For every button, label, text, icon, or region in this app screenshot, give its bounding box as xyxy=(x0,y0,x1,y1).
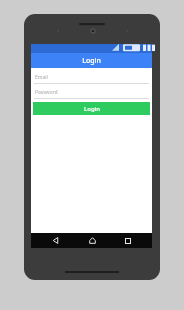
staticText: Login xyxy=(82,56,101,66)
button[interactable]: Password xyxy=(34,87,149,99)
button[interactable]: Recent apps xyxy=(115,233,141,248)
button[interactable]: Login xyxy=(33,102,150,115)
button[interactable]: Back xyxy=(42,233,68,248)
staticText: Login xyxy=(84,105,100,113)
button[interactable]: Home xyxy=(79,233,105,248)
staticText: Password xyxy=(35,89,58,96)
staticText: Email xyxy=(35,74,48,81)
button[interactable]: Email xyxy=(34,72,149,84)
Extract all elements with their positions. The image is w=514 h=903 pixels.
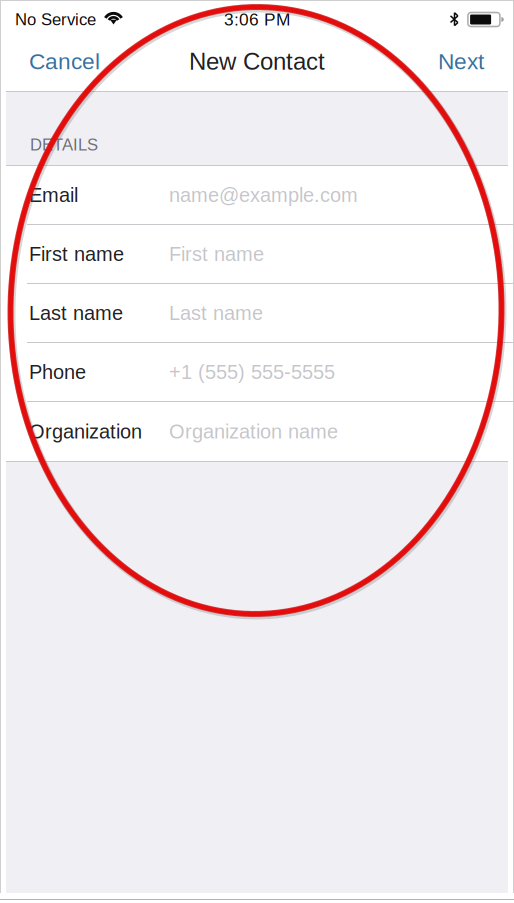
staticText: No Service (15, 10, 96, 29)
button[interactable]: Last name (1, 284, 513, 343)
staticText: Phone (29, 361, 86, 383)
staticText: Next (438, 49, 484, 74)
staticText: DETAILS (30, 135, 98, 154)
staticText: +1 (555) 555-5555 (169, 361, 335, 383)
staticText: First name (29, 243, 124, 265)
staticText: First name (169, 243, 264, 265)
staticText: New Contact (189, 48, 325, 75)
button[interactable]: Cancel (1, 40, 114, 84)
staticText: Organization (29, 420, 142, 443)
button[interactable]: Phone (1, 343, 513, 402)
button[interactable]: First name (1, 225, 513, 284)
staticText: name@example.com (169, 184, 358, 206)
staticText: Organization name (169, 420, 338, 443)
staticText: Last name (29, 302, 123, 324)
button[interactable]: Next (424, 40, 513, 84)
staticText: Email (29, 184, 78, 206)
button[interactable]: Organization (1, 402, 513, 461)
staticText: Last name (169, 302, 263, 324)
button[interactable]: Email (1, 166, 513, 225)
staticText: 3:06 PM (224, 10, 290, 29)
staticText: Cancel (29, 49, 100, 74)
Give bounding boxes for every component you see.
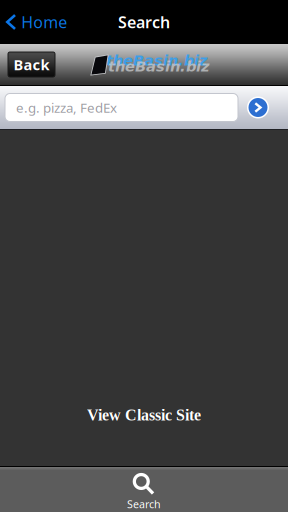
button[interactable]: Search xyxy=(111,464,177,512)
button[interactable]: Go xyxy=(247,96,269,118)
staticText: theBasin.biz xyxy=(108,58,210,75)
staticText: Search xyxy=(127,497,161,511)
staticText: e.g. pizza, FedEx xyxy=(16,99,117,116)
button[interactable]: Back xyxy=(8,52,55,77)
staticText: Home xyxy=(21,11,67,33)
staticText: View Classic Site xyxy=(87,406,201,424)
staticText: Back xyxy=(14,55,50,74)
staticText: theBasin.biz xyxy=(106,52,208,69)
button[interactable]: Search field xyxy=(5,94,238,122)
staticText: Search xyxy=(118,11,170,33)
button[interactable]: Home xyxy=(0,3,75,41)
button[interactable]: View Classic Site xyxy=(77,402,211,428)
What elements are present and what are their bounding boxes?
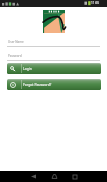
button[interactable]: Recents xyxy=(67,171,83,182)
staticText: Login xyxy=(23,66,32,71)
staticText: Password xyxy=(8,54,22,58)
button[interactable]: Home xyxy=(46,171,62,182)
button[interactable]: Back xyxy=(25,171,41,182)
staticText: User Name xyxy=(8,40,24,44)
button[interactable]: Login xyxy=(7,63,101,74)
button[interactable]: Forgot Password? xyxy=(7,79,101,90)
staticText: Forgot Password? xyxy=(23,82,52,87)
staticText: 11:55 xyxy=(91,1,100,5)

__________________________________________________

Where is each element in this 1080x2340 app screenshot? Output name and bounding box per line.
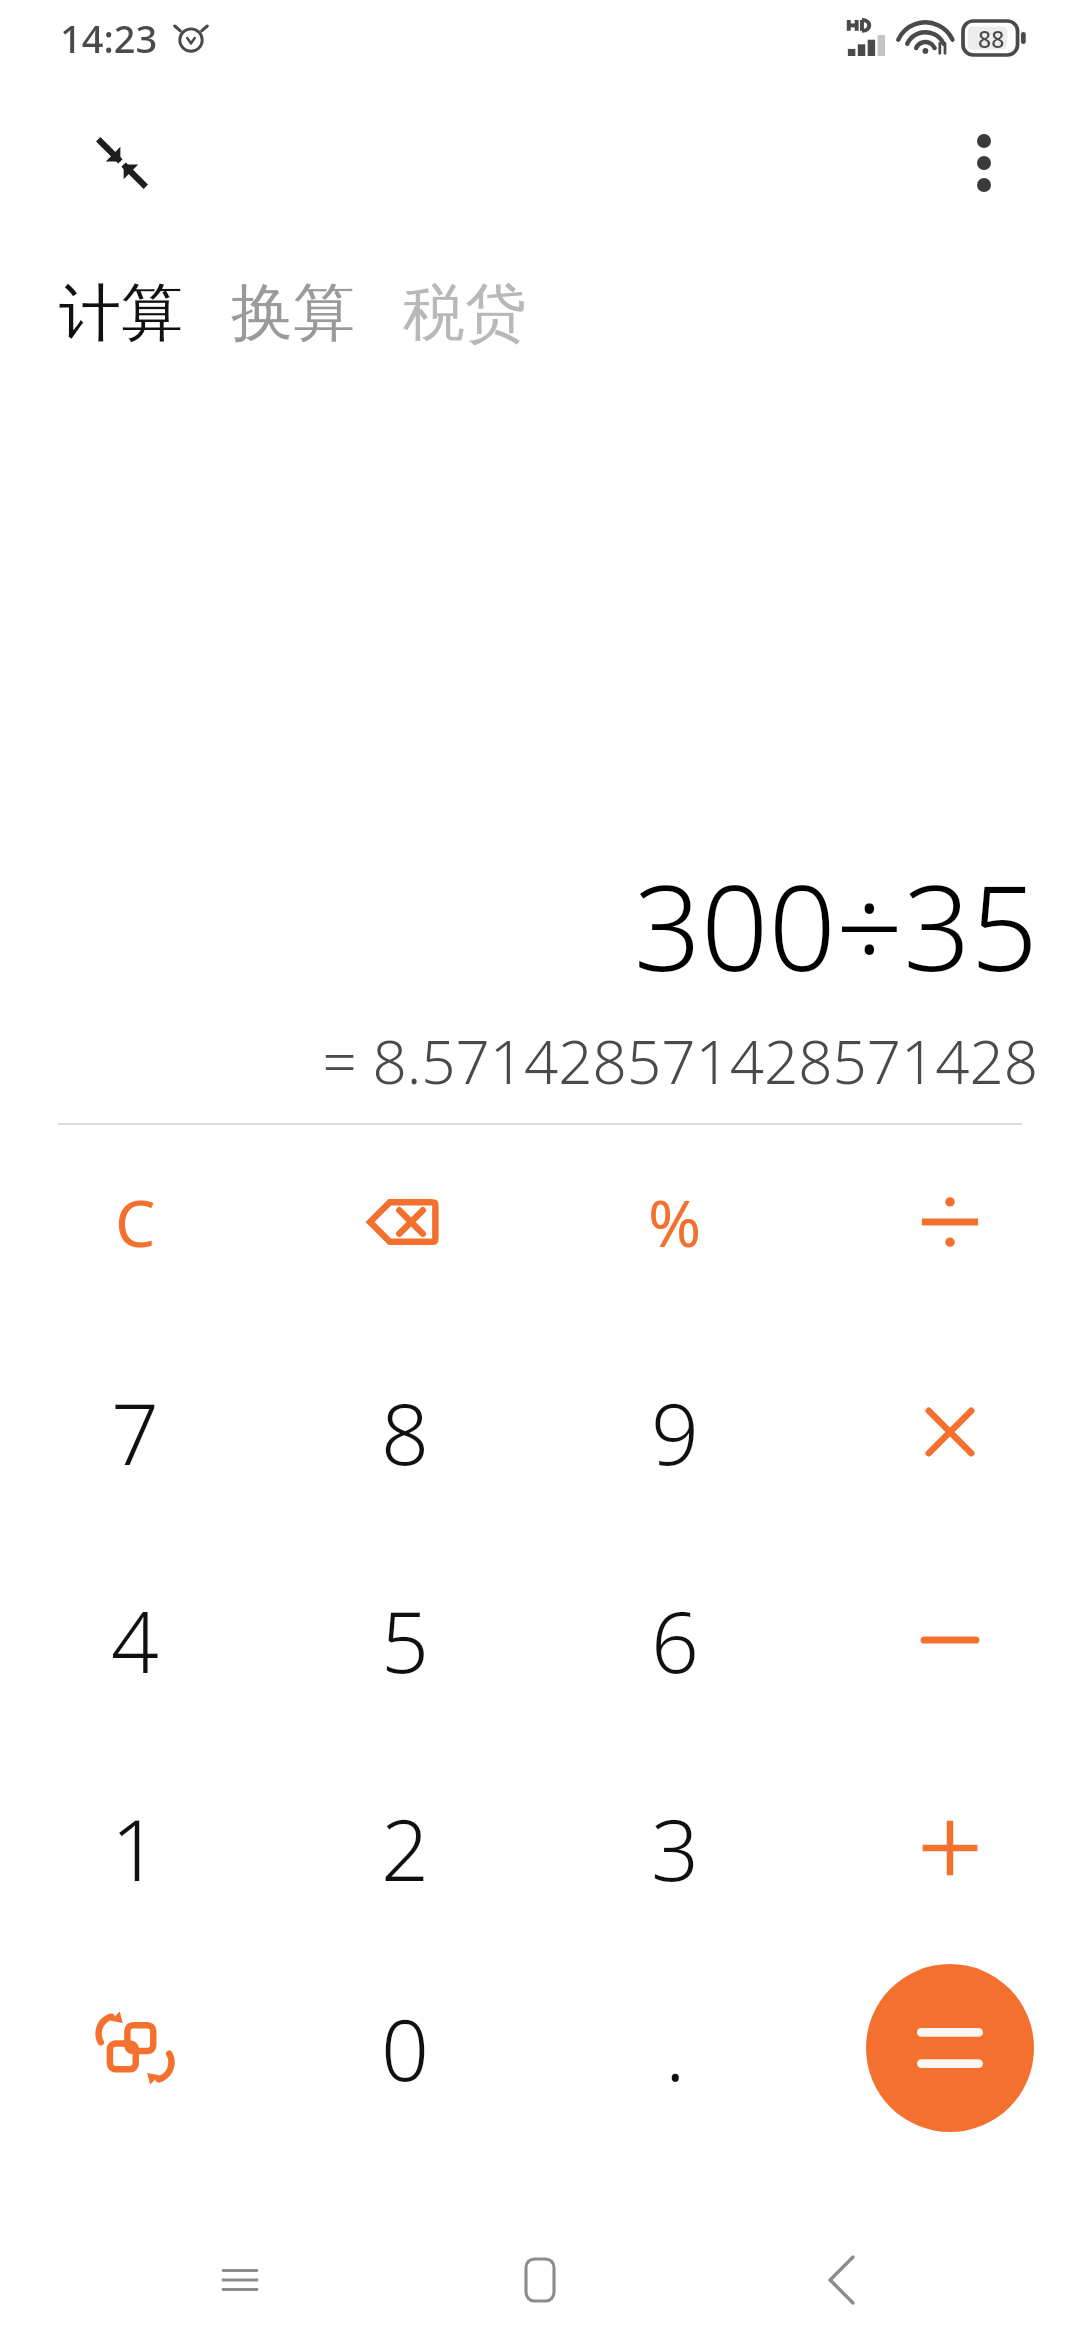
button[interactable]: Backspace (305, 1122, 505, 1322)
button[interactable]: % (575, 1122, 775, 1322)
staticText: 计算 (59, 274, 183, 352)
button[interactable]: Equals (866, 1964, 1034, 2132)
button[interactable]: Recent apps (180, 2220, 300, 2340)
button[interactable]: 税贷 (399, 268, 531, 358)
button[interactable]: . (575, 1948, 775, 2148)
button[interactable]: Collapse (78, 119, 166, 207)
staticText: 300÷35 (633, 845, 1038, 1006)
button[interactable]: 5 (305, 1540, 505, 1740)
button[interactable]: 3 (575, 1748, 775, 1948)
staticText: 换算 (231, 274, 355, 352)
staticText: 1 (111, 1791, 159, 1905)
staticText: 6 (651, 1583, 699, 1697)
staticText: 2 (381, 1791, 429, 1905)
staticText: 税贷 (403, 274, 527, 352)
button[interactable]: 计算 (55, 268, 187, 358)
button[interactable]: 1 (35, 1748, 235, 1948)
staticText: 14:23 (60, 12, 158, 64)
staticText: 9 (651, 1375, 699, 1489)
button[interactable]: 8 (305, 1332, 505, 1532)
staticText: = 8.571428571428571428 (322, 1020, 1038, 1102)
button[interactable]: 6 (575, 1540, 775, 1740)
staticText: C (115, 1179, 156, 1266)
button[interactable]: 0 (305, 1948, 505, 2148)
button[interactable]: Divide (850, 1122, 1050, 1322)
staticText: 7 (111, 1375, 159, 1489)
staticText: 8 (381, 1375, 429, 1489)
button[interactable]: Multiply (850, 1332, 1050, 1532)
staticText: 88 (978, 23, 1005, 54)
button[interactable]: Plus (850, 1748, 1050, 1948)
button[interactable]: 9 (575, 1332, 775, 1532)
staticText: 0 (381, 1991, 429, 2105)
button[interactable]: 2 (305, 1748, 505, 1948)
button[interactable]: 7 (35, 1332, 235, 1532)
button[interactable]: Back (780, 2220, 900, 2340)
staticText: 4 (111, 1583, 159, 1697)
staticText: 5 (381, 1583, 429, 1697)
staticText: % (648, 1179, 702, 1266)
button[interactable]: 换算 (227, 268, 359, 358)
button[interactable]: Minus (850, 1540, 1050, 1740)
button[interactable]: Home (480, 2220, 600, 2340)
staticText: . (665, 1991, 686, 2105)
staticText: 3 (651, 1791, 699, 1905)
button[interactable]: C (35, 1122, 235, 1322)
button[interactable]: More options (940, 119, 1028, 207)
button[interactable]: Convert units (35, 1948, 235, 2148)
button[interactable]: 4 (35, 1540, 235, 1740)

__________________________________________________

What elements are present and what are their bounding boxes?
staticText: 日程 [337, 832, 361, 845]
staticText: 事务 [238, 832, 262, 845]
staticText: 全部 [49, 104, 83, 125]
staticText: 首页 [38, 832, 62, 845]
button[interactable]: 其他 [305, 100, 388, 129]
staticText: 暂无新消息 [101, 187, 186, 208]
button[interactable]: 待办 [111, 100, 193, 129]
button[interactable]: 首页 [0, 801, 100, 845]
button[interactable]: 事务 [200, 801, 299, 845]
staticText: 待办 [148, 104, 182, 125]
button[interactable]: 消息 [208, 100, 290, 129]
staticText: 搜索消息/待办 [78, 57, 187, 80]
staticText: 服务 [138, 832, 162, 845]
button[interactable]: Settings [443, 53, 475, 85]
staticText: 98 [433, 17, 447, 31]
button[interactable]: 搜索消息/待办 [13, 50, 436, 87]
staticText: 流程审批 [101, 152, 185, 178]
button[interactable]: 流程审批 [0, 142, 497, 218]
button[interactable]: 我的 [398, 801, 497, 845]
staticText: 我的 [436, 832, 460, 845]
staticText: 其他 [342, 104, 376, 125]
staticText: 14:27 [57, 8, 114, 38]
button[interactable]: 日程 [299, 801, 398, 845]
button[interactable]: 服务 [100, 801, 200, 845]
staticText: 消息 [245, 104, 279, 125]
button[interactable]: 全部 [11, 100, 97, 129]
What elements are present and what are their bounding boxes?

__________________________________________________

• Work required
Return, without any changes, the lines of the records from the line containing "For every button, label, text, icon, or" through the line containing "Extract all elements", including both of these lines. Omit the pictures from your answer.

• Reply to the task
For every button, label, text, icon, or region in this app screenshot, give its bounding box as xyxy=(x0,y0,x1,y1).
staticText: Login xyxy=(82,56,101,66)
button[interactable]: Password xyxy=(34,87,149,99)
button[interactable]: Recent apps xyxy=(115,233,141,248)
button[interactable]: Login xyxy=(33,102,150,115)
button[interactable]: Back xyxy=(42,233,68,248)
staticText: Login xyxy=(84,105,100,113)
button[interactable]: Home xyxy=(79,233,105,248)
staticText: Password xyxy=(35,89,58,96)
staticText: Email xyxy=(35,74,48,81)
button[interactable]: Email xyxy=(34,72,149,84)
Extract all elements with their positions. The image is w=514 h=903 pixels.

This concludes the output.